(Stored entries)

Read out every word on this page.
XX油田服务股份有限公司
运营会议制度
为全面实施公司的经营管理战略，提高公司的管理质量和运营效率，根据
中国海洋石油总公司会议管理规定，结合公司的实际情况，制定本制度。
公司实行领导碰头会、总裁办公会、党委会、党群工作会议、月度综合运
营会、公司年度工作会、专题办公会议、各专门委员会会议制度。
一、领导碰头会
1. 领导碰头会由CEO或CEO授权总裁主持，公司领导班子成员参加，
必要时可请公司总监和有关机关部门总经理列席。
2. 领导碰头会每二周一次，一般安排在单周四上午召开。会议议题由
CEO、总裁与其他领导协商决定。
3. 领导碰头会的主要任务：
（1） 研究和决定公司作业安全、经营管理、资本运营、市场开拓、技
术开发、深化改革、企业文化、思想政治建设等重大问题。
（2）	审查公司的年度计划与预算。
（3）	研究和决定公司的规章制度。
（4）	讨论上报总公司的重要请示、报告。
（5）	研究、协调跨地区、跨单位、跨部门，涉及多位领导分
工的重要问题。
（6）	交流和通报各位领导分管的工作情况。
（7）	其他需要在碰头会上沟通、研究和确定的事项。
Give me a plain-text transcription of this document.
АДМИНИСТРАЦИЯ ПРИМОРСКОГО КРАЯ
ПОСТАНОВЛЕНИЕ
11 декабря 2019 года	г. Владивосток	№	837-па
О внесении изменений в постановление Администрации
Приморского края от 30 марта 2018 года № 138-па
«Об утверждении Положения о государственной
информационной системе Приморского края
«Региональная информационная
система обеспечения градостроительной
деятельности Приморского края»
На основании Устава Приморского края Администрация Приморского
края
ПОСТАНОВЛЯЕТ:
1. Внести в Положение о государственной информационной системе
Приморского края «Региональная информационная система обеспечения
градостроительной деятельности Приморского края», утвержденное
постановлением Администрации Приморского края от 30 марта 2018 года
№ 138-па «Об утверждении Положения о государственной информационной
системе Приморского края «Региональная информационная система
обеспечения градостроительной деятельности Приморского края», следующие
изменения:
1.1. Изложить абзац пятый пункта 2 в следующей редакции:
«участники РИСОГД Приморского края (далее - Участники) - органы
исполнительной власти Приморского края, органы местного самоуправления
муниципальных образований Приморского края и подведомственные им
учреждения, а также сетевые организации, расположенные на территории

What is required
In the listing above, find the line with "Give me a plain-text" and set down that line and all after it exactly, through the final line.

The answer
Give me a plain-text transcription of this document.
АДМИНИСТРАЦИЯ ПРИМОРСКОГО КРАЯ
ПОСТАНОВЛЕНИЕ
11 декабря 2019 года	г. Владивосток	№	837-па
О внесении изменений в постановление Администрации
Приморского края от 30 марта 2018 года № 138-па
«Об утверждении Положения о государственной
информационной системе Приморского края
«Региональная информационная
система обеспечения градостроительной
деятельности Приморского края»
На основании Устава Приморского края Администрация Приморского
края
ПОСТАНОВЛЯЕТ:
1. Внести в Положение о государственной информационной системе
Приморского края «Региональная информационная система обеспечения
градостроительной деятельности Приморского края», утвержденное
постановлением Администрации Приморского края от 30 марта 2018 года
№ 138-па «Об утверждении Положения о государственной информационной
системе Приморского края «Региональная информационная система
обеспечения градостроительной деятельности Приморского края», следующие
изменения:
1.1. Изложить абзац пятый пункта 2 в следующей редакции:
«участники РИСОГД Приморского края (далее - Участники) - органы
исполнительной власти Приморского края, органы местного самоуправления
муниципальных образований Приморского края и подведомственные им
учреждения, а также сетевые организации, расположенные на территории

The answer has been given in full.